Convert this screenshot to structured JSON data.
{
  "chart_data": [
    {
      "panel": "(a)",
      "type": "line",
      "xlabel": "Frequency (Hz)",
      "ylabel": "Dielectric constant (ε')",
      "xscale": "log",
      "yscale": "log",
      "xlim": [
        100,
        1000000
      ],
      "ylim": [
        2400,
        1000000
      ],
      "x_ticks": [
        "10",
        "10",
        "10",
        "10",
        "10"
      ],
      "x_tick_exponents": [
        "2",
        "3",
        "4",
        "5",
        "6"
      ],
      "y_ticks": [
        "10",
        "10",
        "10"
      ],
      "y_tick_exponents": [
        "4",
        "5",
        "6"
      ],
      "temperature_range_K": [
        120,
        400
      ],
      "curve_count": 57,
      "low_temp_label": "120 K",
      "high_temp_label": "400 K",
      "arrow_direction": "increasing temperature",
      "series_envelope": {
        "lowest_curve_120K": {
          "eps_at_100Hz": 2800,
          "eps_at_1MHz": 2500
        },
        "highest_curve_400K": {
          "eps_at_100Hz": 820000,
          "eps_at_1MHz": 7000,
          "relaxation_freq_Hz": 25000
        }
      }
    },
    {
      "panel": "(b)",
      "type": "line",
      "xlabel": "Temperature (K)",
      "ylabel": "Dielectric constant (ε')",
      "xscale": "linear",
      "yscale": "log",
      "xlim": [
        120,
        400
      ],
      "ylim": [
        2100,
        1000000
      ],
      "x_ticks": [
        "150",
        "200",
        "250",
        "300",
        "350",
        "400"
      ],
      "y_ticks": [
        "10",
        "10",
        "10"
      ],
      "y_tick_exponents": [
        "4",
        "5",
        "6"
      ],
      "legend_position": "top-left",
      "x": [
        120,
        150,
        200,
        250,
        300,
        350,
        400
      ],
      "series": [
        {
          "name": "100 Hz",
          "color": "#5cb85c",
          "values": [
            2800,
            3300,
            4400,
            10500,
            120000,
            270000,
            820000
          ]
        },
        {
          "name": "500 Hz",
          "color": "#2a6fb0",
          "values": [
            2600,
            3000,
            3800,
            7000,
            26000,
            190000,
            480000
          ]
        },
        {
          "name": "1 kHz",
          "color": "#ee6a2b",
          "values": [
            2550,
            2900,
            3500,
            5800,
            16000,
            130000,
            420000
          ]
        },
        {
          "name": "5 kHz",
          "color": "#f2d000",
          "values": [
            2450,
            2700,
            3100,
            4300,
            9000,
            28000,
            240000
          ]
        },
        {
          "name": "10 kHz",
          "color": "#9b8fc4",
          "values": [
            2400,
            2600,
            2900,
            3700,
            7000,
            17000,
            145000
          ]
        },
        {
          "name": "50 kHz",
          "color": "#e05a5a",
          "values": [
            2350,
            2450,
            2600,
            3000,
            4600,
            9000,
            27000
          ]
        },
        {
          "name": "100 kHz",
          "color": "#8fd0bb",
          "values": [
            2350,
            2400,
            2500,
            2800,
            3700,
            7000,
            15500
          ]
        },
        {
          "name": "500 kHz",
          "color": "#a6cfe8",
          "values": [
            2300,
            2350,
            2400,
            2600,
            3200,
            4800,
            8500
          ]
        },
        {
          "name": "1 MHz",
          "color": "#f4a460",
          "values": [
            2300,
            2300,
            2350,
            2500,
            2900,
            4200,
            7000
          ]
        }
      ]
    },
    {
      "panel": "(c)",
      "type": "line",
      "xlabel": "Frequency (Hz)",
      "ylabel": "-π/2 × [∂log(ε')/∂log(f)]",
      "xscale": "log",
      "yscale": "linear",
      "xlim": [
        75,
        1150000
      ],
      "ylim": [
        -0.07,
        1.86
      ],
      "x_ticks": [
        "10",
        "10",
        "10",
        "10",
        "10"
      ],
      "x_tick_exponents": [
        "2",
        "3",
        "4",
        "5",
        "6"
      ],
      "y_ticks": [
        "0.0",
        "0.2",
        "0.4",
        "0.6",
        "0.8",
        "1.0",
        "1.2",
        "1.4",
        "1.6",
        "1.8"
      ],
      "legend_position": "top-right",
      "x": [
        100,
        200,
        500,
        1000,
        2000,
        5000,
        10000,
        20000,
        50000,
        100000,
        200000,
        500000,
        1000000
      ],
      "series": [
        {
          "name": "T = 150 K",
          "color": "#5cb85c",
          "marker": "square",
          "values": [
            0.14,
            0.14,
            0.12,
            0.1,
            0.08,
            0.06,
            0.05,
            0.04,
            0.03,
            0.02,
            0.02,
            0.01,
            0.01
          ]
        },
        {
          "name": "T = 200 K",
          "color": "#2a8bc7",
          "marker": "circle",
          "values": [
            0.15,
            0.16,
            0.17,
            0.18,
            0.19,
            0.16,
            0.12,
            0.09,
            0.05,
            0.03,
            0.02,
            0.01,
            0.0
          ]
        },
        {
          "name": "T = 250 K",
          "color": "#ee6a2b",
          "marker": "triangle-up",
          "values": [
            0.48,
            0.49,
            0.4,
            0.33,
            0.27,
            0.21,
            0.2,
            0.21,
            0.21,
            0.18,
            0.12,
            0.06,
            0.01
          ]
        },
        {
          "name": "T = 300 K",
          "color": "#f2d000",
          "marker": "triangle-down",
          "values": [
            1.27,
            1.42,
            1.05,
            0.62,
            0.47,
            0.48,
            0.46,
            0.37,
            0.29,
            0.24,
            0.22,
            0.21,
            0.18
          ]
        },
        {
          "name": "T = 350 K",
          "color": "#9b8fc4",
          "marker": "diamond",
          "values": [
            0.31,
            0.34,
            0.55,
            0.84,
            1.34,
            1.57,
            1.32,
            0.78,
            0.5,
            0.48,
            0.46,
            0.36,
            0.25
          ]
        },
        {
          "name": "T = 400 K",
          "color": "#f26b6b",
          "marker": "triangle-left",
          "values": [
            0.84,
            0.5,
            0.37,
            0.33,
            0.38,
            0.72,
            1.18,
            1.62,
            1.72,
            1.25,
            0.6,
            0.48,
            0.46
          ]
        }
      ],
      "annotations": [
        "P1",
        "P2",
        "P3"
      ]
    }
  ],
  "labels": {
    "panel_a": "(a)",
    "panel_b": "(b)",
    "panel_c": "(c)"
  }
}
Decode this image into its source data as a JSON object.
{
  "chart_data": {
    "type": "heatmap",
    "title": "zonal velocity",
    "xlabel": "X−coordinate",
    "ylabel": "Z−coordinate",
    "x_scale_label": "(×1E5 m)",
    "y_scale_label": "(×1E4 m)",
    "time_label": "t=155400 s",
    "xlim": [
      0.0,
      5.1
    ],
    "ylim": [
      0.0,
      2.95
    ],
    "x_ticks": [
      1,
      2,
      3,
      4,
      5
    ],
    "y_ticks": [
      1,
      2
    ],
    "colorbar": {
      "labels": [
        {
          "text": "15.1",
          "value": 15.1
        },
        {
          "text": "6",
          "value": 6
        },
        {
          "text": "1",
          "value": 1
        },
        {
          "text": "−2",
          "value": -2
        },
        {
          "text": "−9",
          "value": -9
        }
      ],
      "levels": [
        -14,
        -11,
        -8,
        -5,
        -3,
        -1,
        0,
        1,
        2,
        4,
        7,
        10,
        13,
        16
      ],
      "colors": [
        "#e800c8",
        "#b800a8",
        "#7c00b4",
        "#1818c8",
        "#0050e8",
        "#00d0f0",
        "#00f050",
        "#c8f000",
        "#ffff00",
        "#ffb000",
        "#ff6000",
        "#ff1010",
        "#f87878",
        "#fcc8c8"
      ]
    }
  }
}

-------

Work to be completed
Starting at the line that contains "Decode this image", copy each line exactly through the end of the listing above. Include that first line and the last one, and add nothing.

Finished exercise
Decode this image into its source data as a JSON object.
{
  "chart_data": {
    "type": "heatmap",
    "title": "zonal velocity",
    "xlabel": "X−coordinate",
    "ylabel": "Z−coordinate",
    "x_scale_label": "(×1E5 m)",
    "y_scale_label": "(×1E4 m)",
    "time_label": "t=155400 s",
    "xlim": [
      0.0,
      5.1
    ],
    "ylim": [
      0.0,
      2.95
    ],
    "x_ticks": [
      1,
      2,
      3,
      4,
      5
    ],
    "y_ticks": [
      1,
      2
    ],
    "colorbar": {
      "labels": [
        {
          "text": "15.1",
          "value": 15.1
        },
        {
          "text": "6",
          "value": 6
        },
        {
          "text": "1",
          "value": 1
        },
        {
          "text": "−2",
          "value": -2
        },
        {
          "text": "−9",
          "value": -9
        }
      ],
      "levels": [
        -14,
        -11,
        -8,
        -5,
        -3,
        -1,
        0,
        1,
        2,
        4,
        7,
        10,
        13,
        16
      ],
      "colors": [
        "#e800c8",
        "#b800a8",
        "#7c00b4",
        "#1818c8",
        "#0050e8",
        "#00d0f0",
        "#00f050",
        "#c8f000",
        "#ffff00",
        "#ffb000",
        "#ff6000",
        "#ff1010",
        "#f87878",
        "#fcc8c8"
      ]
    }
  }
}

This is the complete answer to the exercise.